Data records:
____

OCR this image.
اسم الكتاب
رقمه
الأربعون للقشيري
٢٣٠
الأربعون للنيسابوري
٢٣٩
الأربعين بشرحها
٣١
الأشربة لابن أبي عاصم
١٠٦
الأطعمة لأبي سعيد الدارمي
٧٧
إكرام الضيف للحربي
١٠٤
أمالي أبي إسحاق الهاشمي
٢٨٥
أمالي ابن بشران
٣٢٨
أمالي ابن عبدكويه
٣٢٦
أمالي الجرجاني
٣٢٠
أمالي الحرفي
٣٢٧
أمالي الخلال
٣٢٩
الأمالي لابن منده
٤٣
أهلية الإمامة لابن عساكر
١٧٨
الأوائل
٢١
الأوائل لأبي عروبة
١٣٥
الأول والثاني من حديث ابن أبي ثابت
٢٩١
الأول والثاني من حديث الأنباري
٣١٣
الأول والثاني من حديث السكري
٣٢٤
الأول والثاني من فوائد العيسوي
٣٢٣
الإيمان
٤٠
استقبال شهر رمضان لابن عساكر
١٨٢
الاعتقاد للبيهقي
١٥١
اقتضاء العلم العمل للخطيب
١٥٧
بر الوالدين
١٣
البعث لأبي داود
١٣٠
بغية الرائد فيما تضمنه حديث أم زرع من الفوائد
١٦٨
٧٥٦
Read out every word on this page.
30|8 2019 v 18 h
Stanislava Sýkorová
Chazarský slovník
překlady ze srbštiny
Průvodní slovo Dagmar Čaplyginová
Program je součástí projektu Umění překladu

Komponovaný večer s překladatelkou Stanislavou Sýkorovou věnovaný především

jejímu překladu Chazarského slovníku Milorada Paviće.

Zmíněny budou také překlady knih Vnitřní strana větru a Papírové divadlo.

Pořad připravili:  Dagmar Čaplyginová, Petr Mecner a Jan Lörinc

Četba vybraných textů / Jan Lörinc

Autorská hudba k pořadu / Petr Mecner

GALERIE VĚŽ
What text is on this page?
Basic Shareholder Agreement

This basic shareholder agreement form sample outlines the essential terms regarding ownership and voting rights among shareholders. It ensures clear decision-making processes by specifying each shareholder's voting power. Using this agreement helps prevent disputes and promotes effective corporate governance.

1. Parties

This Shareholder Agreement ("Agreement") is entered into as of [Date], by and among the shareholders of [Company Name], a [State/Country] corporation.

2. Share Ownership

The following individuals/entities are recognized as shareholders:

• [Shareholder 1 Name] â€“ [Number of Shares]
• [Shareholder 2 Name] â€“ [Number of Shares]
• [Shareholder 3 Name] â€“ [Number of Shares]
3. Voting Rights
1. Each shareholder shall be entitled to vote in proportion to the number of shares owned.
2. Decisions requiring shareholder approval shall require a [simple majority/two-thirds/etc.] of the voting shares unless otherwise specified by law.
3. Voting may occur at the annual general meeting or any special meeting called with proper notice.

____

From the entries above, select each line containing the string "překladu".

→ ANSWER TO THIS EXERCISE:
Program je součástí projektu Umění překladu
jejímu překladu Chazarského slovníku Milorada Paviće.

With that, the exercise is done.